Required task -
Take every line from the listing below that includes "promise" and copy it.

── Task data

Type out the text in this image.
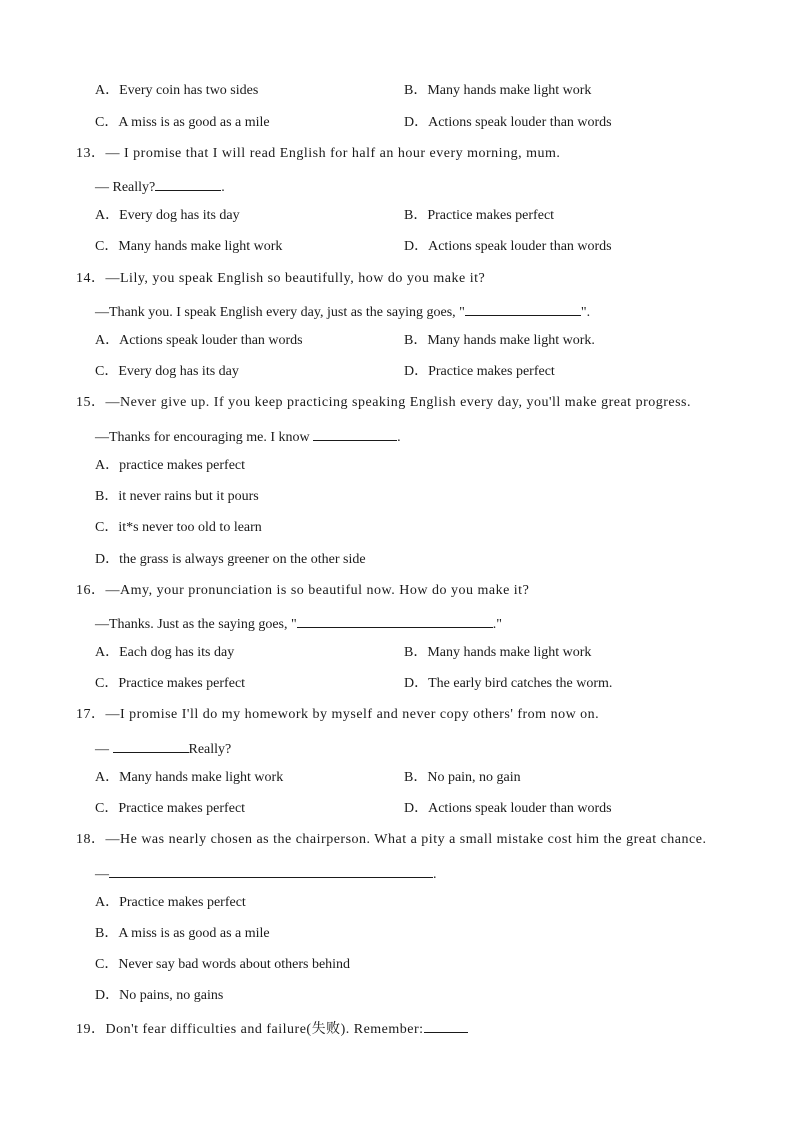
A．Every coin has two sides	B．Many hands make light work
C．A miss is as good as a mile	D．Actions speak louder than words
13．— I promise that I will read English for half an hour every morning, mum.
— Really?	.
A．Every dog has its day	B．Practice makes perfect
C．Many hands make light work	D．Actions speak louder than words
14．—Lily, you speak English so beautifully, how do you make it?
—Thank you. I speak English every day, just as the saying goes, "	".
A．Actions speak louder than words	B．Many hands make light work.
C．Every dog has its day	D．Practice makes perfect
15．—Never give up. If you keep practicing speaking English every day, you'll make great progress.
—Thanks for encouraging me. I know	.
A．practice makes perfect
B．it never rains but it pours
C．it*s never too old to learn
D．the grass is always greener on the other side
16．—Amy, your pronunciation is so beautiful now. How do you make it?
—Thanks. Just as the saying goes, "	."
A．Each dog has its day	B．Many hands make light work
C．Practice makes perfect	D．The early bird catches the worm.
17．—I promise I'll do my homework by myself and never copy others' from now on.
—	Really?
A．Many hands make light work	B．No pain, no gain
C．Practice makes perfect	D．Actions speak louder than words
18．—He was nearly chosen as the chairperson. What a pity a small mistake cost him the great chance.
—	.
A．Practice makes perfect
B．A miss is as good as a mile
C．Never say bad words about others behind
D．No pains, no gains
19．Don't fear difficulties and failure(失败). Remember:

────

Answer to the exercise -
13．— I promise that I will read English for half an hour every morning, mum.
17．—I promise I'll do my homework by myself and never copy others' from now on.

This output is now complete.